— START GIVEN RECORDS —

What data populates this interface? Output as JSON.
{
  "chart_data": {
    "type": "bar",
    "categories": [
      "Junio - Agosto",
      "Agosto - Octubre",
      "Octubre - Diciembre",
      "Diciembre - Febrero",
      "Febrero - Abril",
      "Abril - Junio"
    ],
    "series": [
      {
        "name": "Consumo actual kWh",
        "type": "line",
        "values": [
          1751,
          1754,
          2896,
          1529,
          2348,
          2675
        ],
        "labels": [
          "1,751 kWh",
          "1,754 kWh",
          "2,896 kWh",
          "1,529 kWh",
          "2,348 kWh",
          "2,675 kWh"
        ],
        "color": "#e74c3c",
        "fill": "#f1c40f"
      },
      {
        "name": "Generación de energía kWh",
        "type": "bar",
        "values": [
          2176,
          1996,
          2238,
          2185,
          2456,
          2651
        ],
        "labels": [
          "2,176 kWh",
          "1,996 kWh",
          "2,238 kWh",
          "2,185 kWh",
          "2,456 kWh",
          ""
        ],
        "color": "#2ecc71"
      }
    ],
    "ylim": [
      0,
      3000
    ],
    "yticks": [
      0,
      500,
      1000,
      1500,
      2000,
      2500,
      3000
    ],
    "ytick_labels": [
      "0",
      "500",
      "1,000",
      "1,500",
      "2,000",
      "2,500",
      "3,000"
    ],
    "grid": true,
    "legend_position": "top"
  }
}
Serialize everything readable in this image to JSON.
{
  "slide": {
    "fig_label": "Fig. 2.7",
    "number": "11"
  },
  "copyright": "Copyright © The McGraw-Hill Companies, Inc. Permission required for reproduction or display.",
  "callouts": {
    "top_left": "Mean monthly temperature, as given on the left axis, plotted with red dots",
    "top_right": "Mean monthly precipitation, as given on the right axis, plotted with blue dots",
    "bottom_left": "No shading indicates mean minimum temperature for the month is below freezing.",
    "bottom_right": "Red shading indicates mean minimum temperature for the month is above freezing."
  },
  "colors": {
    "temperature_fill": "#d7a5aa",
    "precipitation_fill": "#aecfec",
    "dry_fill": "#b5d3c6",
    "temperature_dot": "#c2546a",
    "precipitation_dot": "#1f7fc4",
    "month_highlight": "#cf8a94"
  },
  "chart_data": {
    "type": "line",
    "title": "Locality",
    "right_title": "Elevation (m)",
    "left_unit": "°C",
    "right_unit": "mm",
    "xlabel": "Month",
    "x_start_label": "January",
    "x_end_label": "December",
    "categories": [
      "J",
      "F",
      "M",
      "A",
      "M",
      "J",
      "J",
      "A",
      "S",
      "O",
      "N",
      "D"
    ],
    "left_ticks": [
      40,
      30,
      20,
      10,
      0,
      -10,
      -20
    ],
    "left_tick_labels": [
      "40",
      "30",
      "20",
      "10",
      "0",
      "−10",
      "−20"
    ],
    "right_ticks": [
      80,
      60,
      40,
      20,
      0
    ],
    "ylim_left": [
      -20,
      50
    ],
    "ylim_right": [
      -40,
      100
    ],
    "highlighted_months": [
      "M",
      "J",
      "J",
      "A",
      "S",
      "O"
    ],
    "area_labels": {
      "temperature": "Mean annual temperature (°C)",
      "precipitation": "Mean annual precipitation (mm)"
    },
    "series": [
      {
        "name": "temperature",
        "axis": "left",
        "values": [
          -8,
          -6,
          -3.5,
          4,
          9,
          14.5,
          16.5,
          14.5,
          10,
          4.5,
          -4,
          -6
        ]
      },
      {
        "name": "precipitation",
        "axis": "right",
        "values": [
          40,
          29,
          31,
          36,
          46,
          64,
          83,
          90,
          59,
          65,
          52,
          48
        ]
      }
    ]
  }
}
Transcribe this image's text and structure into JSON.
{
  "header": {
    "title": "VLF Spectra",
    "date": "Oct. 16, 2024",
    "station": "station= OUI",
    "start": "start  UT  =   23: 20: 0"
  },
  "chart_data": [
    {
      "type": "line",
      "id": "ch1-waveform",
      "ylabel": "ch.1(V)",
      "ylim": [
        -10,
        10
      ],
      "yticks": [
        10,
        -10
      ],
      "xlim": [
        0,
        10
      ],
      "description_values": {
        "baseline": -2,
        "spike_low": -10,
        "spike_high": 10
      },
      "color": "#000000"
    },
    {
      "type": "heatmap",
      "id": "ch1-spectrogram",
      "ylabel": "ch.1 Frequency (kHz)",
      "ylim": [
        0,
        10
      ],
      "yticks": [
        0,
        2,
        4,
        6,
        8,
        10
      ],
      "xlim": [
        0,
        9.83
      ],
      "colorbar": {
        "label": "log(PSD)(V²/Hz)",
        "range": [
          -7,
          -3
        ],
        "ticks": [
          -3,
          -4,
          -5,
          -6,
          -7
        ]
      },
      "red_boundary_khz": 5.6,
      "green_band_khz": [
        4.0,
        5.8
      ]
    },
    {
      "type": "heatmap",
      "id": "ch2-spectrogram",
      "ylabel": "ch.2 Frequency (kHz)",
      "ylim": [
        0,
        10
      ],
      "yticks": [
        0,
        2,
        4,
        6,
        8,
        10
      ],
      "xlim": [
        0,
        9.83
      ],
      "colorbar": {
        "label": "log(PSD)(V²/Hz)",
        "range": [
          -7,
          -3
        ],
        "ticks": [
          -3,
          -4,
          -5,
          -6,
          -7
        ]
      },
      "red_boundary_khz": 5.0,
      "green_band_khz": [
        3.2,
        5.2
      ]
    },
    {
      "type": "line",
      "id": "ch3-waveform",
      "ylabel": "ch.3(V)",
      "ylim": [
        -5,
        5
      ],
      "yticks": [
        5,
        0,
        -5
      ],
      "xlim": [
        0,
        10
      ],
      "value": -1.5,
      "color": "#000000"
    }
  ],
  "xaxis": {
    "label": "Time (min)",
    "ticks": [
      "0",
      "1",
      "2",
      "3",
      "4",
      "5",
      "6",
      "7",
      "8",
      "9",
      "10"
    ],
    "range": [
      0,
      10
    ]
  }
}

— END GIVEN RECORDS —

**THE EXERCISE**
Quote all the records. Keep every word exact.

**COMPLETE OUTPUT**
What data populates this interface? Output as JSON.
{
  "chart_data": {
    "type": "bar",
    "categories": [
      "Junio - Agosto",
      "Agosto - Octubre",
      "Octubre - Diciembre",
      "Diciembre - Febrero",
      "Febrero - Abril",
      "Abril - Junio"
    ],
    "series": [
      {
        "name": "Consumo actual kWh",
        "type": "line",
        "values": [
          1751,
          1754,
          2896,
          1529,
          2348,
          2675
        ],
        "labels": [
          "1,751 kWh",
          "1,754 kWh",
          "2,896 kWh",
          "1,529 kWh",
          "2,348 kWh",
          "2,675 kWh"
        ],
        "color": "#e74c3c",
        "fill": "#f1c40f"
      },
      {
        "name": "Generación de energía kWh",
        "type": "bar",
        "values": [
          2176,
          1996,
          2238,
          2185,
          2456,
          2651
        ],
        "labels": [
          "2,176 kWh",
          "1,996 kWh",
          "2,238 kWh",
          "2,185 kWh",
          "2,456 kWh",
          ""
        ],
        "color": "#2ecc71"
      }
    ],
    "ylim": [
      0,
      3000
    ],
    "yticks": [
      0,
      500,
      1000,
      1500,
      2000,
      2500,
      3000
    ],
    "ytick_labels": [
      "0",
      "500",
      "1,000",
      "1,500",
      "2,000",
      "2,500",
      "3,000"
    ],
    "grid": true,
    "legend_position": "top"
  }
}
Serialize everything readable in this image to JSON.
{
  "slide": {
    "fig_label": "Fig. 2.7",
    "number": "11"
  },
  "copyright": "Copyright © The McGraw-Hill Companies, Inc. Permission required for reproduction or display.",
  "callouts": {
    "top_left": "Mean monthly temperature, as given on the left axis, plotted with red dots",
    "top_right": "Mean monthly precipitation, as given on the right axis, plotted with blue dots",
    "bottom_left": "No shading indicates mean minimum temperature for the month is below freezing.",
    "bottom_right": "Red shading indicates mean minimum temperature for the month is above freezing."
  },
  "colors": {
    "temperature_fill": "#d7a5aa",
    "precipitation_fill": "#aecfec",
    "dry_fill": "#b5d3c6",
    "temperature_dot": "#c2546a",
    "precipitation_dot": "#1f7fc4",
    "month_highlight": "#cf8a94"
  },
  "chart_data": {
    "type": "line",
    "title": "Locality",
    "right_title": "Elevation (m)",
    "left_unit": "°C",
    "right_unit": "mm",
    "xlabel": "Month",
    "x_start_label": "January",
    "x_end_label": "December",
    "categories": [
      "J",
      "F",
      "M",
      "A",
      "M",
      "J",
      "J",
      "A",
      "S",
      "O",
      "N",
      "D"
    ],
    "left_ticks": [
      40,
      30,
      20,
      10,
      0,
      -10,
      -20
    ],
    "left_tick_labels": [
      "40",
      "30",
      "20",
      "10",
      "0",
      "−10",
      "−20"
    ],
    "right_ticks": [
      80,
      60,
      40,
      20,
      0
    ],
    "ylim_left": [
      -20,
      50
    ],
    "ylim_right": [
      -40,
      100
    ],
    "highlighted_months": [
      "M",
      "J",
      "J",
      "A",
      "S",
      "O"
    ],
    "area_labels": {
      "temperature": "Mean annual temperature (°C)",
      "precipitation": "Mean annual precipitation (mm)"
    },
    "series": [
      {
        "name": "temperature",
        "axis": "left",
        "values": [
          -8,
          -6,
          -3.5,
          4,
          9,
          14.5,
          16.5,
          14.5,
          10,
          4.5,
          -4,
          -6
        ]
      },
      {
        "name": "precipitation",
        "axis": "right",
        "values": [
          40,
          29,
          31,
          36,
          46,
          64,
          83,
          90,
          59,
          65,
          52,
          48
        ]
      }
    ]
  }
}
Transcribe this image's text and structure into JSON.
{
  "header": {
    "title": "VLF Spectra",
    "date": "Oct. 16, 2024",
    "station": "station= OUI",
    "start": "start  UT  =   23: 20: 0"
  },
  "chart_data": [
    {
      "type": "line",
      "id": "ch1-waveform",
      "ylabel": "ch.1(V)",
      "ylim": [
        -10,
        10
      ],
      "yticks": [
        10,
        -10
      ],
      "xlim": [
        0,
        10
      ],
      "description_values": {
        "baseline": -2,
        "spike_low": -10,
        "spike_high": 10
      },
      "color": "#000000"
    },
    {
      "type": "heatmap",
      "id": "ch1-spectrogram",
      "ylabel": "ch.1 Frequency (kHz)",
      "ylim": [
        0,
        10
      ],
      "yticks": [
        0,
        2,
        4,
        6,
        8,
        10
      ],
      "xlim": [
        0,
        9.83
      ],
      "colorbar": {
        "label": "log(PSD)(V²/Hz)",
        "range": [
          -7,
          -3
        ],
        "ticks": [
          -3,
          -4,
          -5,
          -6,
          -7
        ]
      },
      "red_boundary_khz": 5.6,
      "green_band_khz": [
        4.0,
        5.8
      ]
    },
    {
      "type": "heatmap",
      "id": "ch2-spectrogram",
      "ylabel": "ch.2 Frequency (kHz)",
      "ylim": [
        0,
        10
      ],
      "yticks": [
        0,
        2,
        4,
        6,
        8,
        10
      ],
      "xlim": [
        0,
        9.83
      ],
      "colorbar": {
        "label": "log(PSD)(V²/Hz)",
        "range": [
          -7,
          -3
        ],
        "ticks": [
          -3,
          -4,
          -5,
          -6,
          -7
        ]
      },
      "red_boundary_khz": 5.0,
      "green_band_khz": [
        3.2,
        5.2
      ]
    },
    {
      "type": "line",
      "id": "ch3-waveform",
      "ylabel": "ch.3(V)",
      "ylim": [
        -5,
        5
      ],
      "yticks": [
        5,
        0,
        -5
      ],
      "xlim": [
        0,
        10
      ],
      "value": -1.5,
      "color": "#000000"
    }
  ],
  "xaxis": {
    "label": "Time (min)",
    "ticks": [
      "0",
      "1",
      "2",
      "3",
      "4",
      "5",
      "6",
      "7",
      "8",
      "9",
      "10"
    ],
    "range": [
      0,
      10
    ]
  }
}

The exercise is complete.